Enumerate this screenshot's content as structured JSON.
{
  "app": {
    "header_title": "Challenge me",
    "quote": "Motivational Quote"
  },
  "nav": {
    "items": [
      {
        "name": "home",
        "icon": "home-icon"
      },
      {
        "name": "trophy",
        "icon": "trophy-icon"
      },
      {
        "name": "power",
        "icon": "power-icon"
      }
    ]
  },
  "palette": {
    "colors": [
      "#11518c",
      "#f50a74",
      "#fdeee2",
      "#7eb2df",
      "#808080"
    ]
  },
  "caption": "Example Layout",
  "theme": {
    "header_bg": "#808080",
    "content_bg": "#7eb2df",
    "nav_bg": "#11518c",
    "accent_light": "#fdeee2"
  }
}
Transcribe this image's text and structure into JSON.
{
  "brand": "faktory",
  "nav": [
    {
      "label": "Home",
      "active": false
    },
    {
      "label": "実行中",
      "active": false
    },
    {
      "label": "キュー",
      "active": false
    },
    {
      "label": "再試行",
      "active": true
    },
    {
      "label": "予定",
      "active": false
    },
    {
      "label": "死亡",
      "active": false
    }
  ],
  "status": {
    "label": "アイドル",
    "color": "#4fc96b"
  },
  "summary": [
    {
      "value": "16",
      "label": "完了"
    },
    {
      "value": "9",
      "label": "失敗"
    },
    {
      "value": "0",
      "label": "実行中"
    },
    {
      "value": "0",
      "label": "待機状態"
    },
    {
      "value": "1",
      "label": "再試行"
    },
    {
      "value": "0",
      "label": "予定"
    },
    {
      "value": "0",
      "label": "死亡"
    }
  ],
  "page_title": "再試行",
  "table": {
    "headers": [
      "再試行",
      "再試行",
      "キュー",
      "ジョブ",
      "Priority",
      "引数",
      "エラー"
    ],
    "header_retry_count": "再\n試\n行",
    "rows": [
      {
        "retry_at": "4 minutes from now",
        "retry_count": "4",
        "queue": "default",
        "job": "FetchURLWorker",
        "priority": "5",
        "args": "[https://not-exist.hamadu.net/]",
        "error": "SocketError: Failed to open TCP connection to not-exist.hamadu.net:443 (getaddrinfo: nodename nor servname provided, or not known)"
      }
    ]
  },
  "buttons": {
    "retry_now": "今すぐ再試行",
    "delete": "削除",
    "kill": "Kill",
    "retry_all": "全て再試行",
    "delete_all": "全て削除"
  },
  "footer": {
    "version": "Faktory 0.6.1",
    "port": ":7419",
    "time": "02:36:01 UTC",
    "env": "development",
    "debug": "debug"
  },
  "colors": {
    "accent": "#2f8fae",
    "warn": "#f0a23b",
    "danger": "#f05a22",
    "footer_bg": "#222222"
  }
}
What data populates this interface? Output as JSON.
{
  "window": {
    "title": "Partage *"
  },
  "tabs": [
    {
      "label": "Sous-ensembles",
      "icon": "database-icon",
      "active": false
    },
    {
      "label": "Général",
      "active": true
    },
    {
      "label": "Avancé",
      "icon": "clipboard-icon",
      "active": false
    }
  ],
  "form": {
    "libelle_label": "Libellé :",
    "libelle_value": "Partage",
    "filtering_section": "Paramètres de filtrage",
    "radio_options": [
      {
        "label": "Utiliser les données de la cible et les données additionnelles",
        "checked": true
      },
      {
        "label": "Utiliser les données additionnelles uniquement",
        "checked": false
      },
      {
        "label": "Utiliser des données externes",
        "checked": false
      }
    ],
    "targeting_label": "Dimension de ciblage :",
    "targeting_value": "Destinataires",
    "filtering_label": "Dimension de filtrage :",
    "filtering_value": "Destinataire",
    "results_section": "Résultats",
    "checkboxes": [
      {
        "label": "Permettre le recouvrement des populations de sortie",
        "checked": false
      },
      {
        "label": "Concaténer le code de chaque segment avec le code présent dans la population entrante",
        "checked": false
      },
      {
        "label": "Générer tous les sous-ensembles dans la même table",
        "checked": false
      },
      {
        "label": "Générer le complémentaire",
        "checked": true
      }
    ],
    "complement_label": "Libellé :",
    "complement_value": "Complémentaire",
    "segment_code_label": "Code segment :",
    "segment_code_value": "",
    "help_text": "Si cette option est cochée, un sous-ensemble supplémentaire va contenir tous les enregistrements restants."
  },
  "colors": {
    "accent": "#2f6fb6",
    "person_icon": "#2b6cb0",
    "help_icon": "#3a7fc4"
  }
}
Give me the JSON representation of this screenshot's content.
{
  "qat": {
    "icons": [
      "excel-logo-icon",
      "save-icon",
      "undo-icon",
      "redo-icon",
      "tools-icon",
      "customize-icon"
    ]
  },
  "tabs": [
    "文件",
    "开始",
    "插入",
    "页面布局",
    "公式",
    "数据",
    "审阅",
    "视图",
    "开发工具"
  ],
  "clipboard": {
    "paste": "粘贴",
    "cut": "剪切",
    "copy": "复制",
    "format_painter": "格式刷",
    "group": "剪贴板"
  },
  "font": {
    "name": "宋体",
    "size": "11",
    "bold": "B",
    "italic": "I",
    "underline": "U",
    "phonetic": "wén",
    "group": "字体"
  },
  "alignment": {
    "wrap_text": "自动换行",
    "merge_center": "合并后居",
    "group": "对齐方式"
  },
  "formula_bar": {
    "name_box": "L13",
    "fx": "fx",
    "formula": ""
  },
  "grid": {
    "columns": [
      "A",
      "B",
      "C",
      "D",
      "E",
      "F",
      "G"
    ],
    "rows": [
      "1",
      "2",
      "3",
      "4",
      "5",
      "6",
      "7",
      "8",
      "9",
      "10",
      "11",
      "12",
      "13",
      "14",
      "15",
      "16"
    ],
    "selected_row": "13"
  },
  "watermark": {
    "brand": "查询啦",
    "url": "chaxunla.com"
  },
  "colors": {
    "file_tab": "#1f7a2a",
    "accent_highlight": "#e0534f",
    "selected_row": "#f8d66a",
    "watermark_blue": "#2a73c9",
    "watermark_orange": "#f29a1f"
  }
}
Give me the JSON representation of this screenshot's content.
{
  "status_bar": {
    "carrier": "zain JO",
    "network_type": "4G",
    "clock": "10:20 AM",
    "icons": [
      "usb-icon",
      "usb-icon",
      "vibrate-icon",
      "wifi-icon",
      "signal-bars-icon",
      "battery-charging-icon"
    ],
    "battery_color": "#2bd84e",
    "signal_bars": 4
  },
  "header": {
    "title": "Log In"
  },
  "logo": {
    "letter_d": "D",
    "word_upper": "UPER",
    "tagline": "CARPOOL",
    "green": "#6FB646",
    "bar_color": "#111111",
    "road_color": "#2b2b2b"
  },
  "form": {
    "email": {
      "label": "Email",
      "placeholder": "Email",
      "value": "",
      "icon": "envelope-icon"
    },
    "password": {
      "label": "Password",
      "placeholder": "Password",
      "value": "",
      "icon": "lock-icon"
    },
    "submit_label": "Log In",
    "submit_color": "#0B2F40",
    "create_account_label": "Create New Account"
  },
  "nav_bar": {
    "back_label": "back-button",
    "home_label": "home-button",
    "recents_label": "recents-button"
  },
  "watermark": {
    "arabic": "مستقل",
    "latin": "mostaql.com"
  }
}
--
Would you write down every record again, exactly?

## Solution to this exercise
Enumerate this screenshot's content as structured JSON.
{
  "app": {
    "header_title": "Challenge me",
    "quote": "Motivational Quote"
  },
  "nav": {
    "items": [
      {
        "name": "home",
        "icon": "home-icon"
      },
      {
        "name": "trophy",
        "icon": "trophy-icon"
      },
      {
        "name": "power",
        "icon": "power-icon"
      }
    ]
  },
  "palette": {
    "colors": [
      "#11518c",
      "#f50a74",
      "#fdeee2",
      "#7eb2df",
      "#808080"
    ]
  },
  "caption": "Example Layout",
  "theme": {
    "header_bg": "#808080",
    "content_bg": "#7eb2df",
    "nav_bg": "#11518c",
    "accent_light": "#fdeee2"
  }
}
Transcribe this image's text and structure into JSON.
{
  "brand": "faktory",
  "nav": [
    {
      "label": "Home",
      "active": false
    },
    {
      "label": "実行中",
      "active": false
    },
    {
      "label": "キュー",
      "active": false
    },
    {
      "label": "再試行",
      "active": true
    },
    {
      "label": "予定",
      "active": false
    },
    {
      "label": "死亡",
      "active": false
    }
  ],
  "status": {
    "label": "アイドル",
    "color": "#4fc96b"
  },
  "summary": [
    {
      "value": "16",
      "label": "完了"
    },
    {
      "value": "9",
      "label": "失敗"
    },
    {
      "value": "0",
      "label": "実行中"
    },
    {
      "value": "0",
      "label": "待機状態"
    },
    {
      "value": "1",
      "label": "再試行"
    },
    {
      "value": "0",
      "label": "予定"
    },
    {
      "value": "0",
      "label": "死亡"
    }
  ],
  "page_title": "再試行",
  "table": {
    "headers": [
      "再試行",
      "再試行",
      "キュー",
      "ジョブ",
      "Priority",
      "引数",
      "エラー"
    ],
    "header_retry_count": "再\n試\n行",
    "rows": [
      {
        "retry_at": "4 minutes from now",
        "retry_count": "4",
        "queue": "default",
        "job": "FetchURLWorker",
        "priority": "5",
        "args": "[https://not-exist.hamadu.net/]",
        "error": "SocketError: Failed to open TCP connection to not-exist.hamadu.net:443 (getaddrinfo: nodename nor servname provided, or not known)"
      }
    ]
  },
  "buttons": {
    "retry_now": "今すぐ再試行",
    "delete": "削除",
    "kill": "Kill",
    "retry_all": "全て再試行",
    "delete_all": "全て削除"
  },
  "footer": {
    "version": "Faktory 0.6.1",
    "port": ":7419",
    "time": "02:36:01 UTC",
    "env": "development",
    "debug": "debug"
  },
  "colors": {
    "accent": "#2f8fae",
    "warn": "#f0a23b",
    "danger": "#f05a22",
    "footer_bg": "#222222"
  }
}
What data populates this interface? Output as JSON.
{
  "window": {
    "title": "Partage *"
  },
  "tabs": [
    {
      "label": "Sous-ensembles",
      "icon": "database-icon",
      "active": false
    },
    {
      "label": "Général",
      "active": true
    },
    {
      "label": "Avancé",
      "icon": "clipboard-icon",
      "active": false
    }
  ],
  "form": {
    "libelle_label": "Libellé :",
    "libelle_value": "Partage",
    "filtering_section": "Paramètres de filtrage",
    "radio_options": [
      {
        "label": "Utiliser les données de la cible et les données additionnelles",
        "checked": true
      },
      {
        "label": "Utiliser les données additionnelles uniquement",
        "checked": false
      },
      {
        "label": "Utiliser des données externes",
        "checked": false
      }
    ],
    "targeting_label": "Dimension de ciblage :",
    "targeting_value": "Destinataires",
    "filtering_label": "Dimension de filtrage :",
    "filtering_value": "Destinataire",
    "results_section": "Résultats",
    "checkboxes": [
      {
        "label": "Permettre le recouvrement des populations de sortie",
        "checked": false
      },
      {
        "label": "Concaténer le code de chaque segment avec le code présent dans la population entrante",
        "checked": false
      },
      {
        "label": "Générer tous les sous-ensembles dans la même table",
        "checked": false
      },
      {
        "label": "Générer le complémentaire",
        "checked": true
      }
    ],
    "complement_label": "Libellé :",
    "complement_value": "Complémentaire",
    "segment_code_label": "Code segment :",
    "segment_code_value": "",
    "help_text": "Si cette option est cochée, un sous-ensemble supplémentaire va contenir tous les enregistrements restants."
  },
  "colors": {
    "accent": "#2f6fb6",
    "person_icon": "#2b6cb0",
    "help_icon": "#3a7fc4"
  }
}
Give me the JSON representation of this screenshot's content.
{
  "qat": {
    "icons": [
      "excel-logo-icon",
      "save-icon",
      "undo-icon",
      "redo-icon",
      "tools-icon",
      "customize-icon"
    ]
  },
  "tabs": [
    "文件",
    "开始",
    "插入",
    "页面布局",
    "公式",
    "数据",
    "审阅",
    "视图",
    "开发工具"
  ],
  "clipboard": {
    "paste": "粘贴",
    "cut": "剪切",
    "copy": "复制",
    "format_painter": "格式刷",
    "group": "剪贴板"
  },
  "font": {
    "name": "宋体",
    "size": "11",
    "bold": "B",
    "italic": "I",
    "underline": "U",
    "phonetic": "wén",
    "group": "字体"
  },
  "alignment": {
    "wrap_text": "自动换行",
    "merge_center": "合并后居",
    "group": "对齐方式"
  },
  "formula_bar": {
    "name_box": "L13",
    "fx": "fx",
    "formula": ""
  },
  "grid": {
    "columns": [
      "A",
      "B",
      "C",
      "D",
      "E",
      "F",
      "G"
    ],
    "rows": [
      "1",
      "2",
      "3",
      "4",
      "5",
      "6",
      "7",
      "8",
      "9",
      "10",
      "11",
      "12",
      "13",
      "14",
      "15",
      "16"
    ],
    "selected_row": "13"
  },
  "watermark": {
    "brand": "查询啦",
    "url": "chaxunla.com"
  },
  "colors": {
    "file_tab": "#1f7a2a",
    "accent_highlight": "#e0534f",
    "selected_row": "#f8d66a",
    "watermark_blue": "#2a73c9",
    "watermark_orange": "#f29a1f"
  }
}
Give me the JSON representation of this screenshot's content.
{
  "status_bar": {
    "carrier": "zain JO",
    "network_type": "4G",
    "clock": "10:20 AM",
    "icons": [
      "usb-icon",
      "usb-icon",
      "vibrate-icon",
      "wifi-icon",
      "signal-bars-icon",
      "battery-charging-icon"
    ],
    "battery_color": "#2bd84e",
    "signal_bars": 4
  },
  "header": {
    "title": "Log In"
  },
  "logo": {
    "letter_d": "D",
    "word_upper": "UPER",
    "tagline": "CARPOOL",
    "green": "#6FB646",
    "bar_color": "#111111",
    "road_color": "#2b2b2b"
  },
  "form": {
    "email": {
      "label": "Email",
      "placeholder": "Email",
      "value": "",
      "icon": "envelope-icon"
    },
    "password": {
      "label": "Password",
      "placeholder": "Password",
      "value": "",
      "icon": "lock-icon"
    },
    "submit_label": "Log In",
    "submit_color": "#0B2F40",
    "create_account_label": "Create New Account"
  },
  "nav_bar": {
    "back_label": "back-button",
    "home_label": "home-button",
    "recents_label": "recents-button"
  },
  "watermark": {
    "arabic": "مستقل",
    "latin": "mostaql.com"
  }
}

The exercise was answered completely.